Written instruction: Gather every line holding the string "name".

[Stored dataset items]
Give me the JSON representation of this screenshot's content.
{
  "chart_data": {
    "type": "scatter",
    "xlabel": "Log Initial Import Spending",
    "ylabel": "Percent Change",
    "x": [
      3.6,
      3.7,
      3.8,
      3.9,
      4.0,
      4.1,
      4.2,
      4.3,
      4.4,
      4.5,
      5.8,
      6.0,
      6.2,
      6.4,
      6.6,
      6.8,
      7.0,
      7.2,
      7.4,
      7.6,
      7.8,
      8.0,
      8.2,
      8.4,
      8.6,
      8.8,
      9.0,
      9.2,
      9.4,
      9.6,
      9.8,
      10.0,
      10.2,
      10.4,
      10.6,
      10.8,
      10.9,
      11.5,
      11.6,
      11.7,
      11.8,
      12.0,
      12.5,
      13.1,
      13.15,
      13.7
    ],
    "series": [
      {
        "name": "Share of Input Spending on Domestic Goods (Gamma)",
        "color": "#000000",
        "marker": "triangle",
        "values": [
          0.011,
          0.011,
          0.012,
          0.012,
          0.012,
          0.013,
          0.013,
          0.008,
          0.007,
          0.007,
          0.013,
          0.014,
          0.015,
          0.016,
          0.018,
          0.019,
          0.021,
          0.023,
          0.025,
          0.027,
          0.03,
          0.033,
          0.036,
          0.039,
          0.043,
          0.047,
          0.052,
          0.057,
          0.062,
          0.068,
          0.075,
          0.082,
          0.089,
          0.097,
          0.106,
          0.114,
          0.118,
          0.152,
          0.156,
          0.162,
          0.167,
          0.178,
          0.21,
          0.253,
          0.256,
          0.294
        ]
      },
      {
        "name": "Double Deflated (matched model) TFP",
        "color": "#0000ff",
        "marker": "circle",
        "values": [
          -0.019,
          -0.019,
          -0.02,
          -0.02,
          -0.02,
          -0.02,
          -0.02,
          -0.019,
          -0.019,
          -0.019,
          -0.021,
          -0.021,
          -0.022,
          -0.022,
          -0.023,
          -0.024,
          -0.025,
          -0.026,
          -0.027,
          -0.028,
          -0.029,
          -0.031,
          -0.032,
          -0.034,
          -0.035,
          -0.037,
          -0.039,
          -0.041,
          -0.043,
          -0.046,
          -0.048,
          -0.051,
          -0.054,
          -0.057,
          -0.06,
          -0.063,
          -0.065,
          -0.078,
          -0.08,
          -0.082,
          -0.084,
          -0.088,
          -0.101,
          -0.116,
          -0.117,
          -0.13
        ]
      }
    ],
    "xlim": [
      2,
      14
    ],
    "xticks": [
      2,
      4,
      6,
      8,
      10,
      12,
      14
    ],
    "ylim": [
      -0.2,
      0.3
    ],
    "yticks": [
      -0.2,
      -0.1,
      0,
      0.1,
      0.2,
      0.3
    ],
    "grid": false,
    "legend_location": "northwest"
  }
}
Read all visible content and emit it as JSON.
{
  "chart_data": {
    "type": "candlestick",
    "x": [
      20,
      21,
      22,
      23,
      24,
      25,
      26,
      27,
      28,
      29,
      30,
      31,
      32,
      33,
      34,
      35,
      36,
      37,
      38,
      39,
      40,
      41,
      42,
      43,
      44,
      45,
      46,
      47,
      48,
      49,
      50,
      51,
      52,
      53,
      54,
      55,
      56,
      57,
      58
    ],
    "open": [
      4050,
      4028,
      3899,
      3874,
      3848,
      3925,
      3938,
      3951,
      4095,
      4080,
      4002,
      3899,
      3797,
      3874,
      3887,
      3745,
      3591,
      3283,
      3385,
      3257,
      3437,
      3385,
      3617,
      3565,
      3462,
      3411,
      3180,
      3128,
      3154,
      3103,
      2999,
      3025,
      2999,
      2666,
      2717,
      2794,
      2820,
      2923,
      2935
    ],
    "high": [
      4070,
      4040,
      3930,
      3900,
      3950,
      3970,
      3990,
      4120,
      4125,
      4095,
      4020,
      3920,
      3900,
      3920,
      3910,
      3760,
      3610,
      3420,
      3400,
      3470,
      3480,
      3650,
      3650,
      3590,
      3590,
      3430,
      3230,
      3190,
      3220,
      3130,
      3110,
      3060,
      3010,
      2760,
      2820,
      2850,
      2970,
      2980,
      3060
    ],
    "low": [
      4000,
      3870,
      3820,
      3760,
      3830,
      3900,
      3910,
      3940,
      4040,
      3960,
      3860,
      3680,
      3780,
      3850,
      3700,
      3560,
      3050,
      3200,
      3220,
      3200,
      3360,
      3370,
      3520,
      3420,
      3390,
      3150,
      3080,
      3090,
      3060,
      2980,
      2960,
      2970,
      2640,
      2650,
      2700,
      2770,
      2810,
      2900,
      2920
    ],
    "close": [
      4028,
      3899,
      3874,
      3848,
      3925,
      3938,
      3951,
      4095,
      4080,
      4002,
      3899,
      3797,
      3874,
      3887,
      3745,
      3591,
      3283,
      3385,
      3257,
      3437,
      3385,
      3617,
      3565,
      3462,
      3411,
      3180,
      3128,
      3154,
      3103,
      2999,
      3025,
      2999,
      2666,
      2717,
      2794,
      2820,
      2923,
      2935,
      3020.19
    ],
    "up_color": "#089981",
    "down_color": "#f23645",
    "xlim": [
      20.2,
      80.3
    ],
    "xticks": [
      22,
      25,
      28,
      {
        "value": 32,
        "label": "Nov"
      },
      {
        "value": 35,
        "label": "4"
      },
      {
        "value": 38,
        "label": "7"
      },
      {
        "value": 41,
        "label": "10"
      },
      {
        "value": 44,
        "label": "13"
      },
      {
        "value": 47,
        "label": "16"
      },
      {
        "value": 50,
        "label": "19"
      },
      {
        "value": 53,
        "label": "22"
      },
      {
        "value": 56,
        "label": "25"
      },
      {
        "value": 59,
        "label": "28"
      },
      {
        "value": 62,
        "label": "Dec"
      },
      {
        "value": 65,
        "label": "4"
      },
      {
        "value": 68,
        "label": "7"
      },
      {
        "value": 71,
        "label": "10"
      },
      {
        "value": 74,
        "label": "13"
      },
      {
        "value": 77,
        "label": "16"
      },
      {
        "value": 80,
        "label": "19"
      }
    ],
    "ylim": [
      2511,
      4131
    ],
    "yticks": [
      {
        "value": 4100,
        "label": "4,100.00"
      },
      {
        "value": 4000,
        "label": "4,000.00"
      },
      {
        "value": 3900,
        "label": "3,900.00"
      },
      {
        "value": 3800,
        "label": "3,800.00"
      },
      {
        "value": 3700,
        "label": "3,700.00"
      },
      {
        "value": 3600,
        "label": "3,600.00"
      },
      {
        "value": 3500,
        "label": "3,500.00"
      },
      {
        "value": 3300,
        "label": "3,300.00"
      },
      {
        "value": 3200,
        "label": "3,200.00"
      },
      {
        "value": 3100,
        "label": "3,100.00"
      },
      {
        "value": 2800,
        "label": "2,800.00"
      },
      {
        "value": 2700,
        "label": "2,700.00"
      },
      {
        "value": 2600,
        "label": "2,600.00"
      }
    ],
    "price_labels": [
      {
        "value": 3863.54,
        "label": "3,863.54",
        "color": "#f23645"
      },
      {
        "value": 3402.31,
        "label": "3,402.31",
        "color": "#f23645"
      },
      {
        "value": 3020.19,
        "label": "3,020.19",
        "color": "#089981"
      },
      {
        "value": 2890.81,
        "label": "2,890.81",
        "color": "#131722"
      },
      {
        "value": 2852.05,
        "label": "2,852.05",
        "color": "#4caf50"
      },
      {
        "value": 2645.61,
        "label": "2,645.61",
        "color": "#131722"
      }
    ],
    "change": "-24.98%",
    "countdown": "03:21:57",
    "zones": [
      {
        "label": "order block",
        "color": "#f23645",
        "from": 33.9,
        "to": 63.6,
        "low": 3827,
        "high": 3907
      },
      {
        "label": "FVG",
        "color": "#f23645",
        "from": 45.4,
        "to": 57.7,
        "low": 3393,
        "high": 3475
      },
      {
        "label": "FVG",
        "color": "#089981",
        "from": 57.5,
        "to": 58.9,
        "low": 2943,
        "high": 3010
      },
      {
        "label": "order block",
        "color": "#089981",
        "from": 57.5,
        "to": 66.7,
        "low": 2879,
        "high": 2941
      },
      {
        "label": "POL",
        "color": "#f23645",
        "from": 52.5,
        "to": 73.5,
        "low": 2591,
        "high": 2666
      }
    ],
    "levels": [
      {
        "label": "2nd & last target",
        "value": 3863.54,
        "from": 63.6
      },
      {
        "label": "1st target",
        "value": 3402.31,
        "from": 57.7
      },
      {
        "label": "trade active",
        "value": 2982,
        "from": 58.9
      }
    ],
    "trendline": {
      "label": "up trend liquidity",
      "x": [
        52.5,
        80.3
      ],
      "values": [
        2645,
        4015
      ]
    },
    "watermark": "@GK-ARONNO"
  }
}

Answer to the exercise:
        "name": "Share of Input Spending on Domestic Goods (Gamma)",
        "name": "Double Deflated (matched model) TFP",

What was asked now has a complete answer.